# Task:
Show every line in the records below that contains the word "Electricity".
****************
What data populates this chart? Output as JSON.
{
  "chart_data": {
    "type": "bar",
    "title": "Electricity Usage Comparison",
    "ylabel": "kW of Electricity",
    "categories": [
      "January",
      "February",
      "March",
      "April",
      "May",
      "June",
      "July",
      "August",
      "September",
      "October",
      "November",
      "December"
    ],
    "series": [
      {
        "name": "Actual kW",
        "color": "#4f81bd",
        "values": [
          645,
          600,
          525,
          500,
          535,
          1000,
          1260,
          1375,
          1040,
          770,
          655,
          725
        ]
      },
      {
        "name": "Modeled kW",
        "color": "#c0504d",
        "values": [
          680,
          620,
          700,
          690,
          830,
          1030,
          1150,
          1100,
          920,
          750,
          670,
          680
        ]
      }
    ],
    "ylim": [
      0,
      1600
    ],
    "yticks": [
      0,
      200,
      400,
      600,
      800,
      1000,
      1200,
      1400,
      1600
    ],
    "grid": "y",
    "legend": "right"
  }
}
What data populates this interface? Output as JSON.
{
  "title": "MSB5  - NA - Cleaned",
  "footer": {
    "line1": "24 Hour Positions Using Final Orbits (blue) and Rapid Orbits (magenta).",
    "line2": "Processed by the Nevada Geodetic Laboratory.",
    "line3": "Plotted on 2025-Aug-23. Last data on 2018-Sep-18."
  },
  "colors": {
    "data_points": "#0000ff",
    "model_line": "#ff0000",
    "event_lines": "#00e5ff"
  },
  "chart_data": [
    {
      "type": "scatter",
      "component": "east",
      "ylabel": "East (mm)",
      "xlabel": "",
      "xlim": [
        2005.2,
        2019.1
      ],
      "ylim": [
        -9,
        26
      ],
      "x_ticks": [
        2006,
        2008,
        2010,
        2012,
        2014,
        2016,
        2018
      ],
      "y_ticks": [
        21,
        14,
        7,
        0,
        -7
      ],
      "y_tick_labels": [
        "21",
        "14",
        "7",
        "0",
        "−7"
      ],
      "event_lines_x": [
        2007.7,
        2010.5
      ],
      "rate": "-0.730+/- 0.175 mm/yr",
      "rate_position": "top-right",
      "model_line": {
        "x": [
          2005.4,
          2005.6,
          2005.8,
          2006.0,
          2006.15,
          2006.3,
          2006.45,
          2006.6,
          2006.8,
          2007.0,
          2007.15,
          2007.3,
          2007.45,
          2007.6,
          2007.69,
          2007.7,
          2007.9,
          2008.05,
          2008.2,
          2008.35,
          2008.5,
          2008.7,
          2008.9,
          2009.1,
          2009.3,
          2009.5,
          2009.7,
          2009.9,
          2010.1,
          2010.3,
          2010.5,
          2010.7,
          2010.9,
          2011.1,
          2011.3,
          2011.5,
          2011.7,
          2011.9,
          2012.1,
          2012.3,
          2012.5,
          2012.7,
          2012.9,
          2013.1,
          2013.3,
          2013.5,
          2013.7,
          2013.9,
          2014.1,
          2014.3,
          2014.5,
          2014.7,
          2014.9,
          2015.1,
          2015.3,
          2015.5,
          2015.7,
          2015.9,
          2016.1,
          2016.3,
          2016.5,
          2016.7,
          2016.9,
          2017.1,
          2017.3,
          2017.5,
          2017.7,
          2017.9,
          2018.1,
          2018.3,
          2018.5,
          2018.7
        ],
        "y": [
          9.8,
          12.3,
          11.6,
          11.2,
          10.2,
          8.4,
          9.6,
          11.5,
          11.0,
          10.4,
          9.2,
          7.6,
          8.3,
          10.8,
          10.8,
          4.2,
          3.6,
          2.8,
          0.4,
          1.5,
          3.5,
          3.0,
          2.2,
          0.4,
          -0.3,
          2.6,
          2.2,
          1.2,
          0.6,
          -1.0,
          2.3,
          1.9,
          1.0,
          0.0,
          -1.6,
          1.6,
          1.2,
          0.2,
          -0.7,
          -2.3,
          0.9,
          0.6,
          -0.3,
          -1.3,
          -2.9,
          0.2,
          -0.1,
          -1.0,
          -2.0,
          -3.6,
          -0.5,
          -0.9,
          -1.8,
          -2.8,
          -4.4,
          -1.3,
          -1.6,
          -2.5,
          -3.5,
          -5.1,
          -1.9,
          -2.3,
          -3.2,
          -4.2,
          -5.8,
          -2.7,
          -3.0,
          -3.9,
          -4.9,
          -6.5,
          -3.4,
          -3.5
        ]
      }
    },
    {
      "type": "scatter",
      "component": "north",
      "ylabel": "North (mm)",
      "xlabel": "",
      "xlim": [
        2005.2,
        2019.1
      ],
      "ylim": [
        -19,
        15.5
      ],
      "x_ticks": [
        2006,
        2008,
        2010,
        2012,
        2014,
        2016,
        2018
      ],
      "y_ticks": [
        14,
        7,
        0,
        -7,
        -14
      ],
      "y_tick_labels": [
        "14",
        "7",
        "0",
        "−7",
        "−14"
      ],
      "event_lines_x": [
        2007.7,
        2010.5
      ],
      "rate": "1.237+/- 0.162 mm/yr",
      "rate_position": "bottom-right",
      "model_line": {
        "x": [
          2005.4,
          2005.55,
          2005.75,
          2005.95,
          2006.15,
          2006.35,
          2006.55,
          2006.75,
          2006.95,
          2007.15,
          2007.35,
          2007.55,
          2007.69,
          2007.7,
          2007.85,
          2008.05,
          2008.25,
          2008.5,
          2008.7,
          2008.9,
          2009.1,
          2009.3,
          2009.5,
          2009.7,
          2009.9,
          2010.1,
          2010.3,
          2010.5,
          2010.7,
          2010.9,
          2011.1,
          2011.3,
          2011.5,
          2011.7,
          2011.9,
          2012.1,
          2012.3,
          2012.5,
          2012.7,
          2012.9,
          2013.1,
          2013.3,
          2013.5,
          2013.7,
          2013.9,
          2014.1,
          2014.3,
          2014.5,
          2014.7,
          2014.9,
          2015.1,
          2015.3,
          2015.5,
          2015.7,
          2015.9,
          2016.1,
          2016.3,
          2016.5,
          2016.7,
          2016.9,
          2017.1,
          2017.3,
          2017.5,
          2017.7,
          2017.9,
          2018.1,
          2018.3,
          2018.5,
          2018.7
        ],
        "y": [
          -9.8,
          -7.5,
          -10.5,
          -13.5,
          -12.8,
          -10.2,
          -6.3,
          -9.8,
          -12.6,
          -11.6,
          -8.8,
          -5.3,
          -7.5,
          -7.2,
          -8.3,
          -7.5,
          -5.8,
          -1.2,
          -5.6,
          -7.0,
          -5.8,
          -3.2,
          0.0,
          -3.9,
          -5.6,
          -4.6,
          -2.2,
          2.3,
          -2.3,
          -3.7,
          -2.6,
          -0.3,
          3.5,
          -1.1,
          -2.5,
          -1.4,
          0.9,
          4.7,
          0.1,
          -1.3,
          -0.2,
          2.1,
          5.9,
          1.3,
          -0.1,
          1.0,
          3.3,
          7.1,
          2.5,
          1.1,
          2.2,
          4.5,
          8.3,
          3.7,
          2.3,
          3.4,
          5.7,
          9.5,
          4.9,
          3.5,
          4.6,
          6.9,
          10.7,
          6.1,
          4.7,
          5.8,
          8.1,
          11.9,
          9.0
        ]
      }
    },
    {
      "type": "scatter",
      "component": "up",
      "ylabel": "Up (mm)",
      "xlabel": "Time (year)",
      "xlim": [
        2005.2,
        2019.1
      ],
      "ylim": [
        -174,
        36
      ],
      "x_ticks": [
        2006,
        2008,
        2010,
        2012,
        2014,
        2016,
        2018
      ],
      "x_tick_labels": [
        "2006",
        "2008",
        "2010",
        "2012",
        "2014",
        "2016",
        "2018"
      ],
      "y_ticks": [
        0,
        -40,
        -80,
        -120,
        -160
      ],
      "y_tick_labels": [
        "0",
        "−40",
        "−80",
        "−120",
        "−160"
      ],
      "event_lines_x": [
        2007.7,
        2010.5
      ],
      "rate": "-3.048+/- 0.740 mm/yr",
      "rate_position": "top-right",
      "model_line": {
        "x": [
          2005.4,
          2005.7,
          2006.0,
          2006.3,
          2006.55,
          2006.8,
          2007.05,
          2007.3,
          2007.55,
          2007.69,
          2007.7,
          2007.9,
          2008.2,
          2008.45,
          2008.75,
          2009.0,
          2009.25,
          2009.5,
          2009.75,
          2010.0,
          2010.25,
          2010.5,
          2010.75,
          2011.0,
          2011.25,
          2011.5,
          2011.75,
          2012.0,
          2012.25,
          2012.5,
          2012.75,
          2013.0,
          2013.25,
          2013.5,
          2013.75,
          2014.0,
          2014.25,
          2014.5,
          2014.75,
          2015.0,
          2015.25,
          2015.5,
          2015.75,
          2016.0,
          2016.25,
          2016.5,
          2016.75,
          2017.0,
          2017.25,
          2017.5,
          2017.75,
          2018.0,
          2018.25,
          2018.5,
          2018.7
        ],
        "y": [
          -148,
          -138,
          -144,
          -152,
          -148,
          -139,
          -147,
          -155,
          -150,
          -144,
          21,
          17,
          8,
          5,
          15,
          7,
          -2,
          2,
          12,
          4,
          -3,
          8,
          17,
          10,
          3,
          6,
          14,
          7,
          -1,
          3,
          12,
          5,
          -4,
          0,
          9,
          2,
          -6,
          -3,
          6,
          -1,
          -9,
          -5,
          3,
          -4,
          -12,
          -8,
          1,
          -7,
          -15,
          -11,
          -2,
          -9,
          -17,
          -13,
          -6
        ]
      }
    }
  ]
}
****************
# Answer in full:
    "title": "Electricity Usage Comparison",
    "ylabel": "kW of Electricity",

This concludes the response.